> _WHAT IS BEING ASKED_:
Check every line of the entries that follow, and copy the ones containing "this".

## START INPUT RECORDS

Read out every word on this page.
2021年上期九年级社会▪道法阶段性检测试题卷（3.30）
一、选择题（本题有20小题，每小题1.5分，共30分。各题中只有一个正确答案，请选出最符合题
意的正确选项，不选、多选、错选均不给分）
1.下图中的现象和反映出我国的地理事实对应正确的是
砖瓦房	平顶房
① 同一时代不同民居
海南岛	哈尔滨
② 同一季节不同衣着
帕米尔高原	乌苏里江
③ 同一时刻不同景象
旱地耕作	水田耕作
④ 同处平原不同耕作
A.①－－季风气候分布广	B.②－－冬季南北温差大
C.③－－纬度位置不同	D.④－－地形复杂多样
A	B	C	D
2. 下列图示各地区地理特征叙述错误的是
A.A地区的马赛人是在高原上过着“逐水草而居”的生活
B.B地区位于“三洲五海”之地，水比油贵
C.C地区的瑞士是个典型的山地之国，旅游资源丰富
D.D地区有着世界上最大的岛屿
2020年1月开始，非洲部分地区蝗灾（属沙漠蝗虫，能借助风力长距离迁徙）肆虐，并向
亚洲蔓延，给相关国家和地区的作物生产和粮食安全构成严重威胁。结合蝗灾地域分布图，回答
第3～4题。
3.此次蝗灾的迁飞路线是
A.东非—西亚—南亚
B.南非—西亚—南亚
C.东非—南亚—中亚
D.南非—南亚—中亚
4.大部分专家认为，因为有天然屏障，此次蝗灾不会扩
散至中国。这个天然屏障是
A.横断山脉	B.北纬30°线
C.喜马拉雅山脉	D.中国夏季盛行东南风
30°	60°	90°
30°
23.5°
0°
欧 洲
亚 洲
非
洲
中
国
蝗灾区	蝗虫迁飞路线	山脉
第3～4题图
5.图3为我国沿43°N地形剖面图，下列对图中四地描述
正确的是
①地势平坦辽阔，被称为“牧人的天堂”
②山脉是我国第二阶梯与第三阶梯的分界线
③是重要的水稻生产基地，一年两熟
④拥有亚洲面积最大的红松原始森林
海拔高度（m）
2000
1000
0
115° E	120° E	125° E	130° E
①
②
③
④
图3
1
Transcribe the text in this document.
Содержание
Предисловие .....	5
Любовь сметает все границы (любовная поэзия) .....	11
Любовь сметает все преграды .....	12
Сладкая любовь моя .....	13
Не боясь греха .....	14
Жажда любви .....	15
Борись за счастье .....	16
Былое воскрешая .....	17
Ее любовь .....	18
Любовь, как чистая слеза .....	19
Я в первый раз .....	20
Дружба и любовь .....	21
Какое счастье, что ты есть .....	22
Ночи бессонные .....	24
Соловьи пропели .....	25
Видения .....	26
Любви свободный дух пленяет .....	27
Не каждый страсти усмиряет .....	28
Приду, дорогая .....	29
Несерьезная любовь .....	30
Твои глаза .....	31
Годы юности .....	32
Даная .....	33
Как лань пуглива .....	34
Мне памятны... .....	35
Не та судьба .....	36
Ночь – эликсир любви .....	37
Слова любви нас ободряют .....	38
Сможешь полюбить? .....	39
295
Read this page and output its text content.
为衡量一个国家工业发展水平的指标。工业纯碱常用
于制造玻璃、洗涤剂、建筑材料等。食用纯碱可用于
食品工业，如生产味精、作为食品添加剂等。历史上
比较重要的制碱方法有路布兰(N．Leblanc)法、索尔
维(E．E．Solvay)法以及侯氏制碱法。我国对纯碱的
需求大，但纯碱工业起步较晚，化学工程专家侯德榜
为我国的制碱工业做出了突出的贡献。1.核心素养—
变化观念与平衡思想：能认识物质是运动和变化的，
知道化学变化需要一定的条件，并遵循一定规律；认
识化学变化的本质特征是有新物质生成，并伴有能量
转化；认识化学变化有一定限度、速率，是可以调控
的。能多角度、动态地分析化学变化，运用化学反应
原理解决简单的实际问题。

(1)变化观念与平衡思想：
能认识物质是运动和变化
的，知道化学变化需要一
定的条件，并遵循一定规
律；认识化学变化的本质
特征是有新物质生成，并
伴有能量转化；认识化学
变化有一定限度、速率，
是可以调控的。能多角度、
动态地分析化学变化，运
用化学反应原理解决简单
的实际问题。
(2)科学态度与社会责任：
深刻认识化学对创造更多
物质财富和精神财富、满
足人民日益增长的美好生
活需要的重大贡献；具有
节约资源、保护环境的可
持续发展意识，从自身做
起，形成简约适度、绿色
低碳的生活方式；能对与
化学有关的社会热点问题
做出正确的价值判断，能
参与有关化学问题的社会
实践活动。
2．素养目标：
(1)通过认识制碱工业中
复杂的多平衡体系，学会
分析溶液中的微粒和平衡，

## END INPUT RECORDS

> _TASK OUTPUT_:
Read out every word on this page.
Transcribe the text in this document.
Read this page and output its text content.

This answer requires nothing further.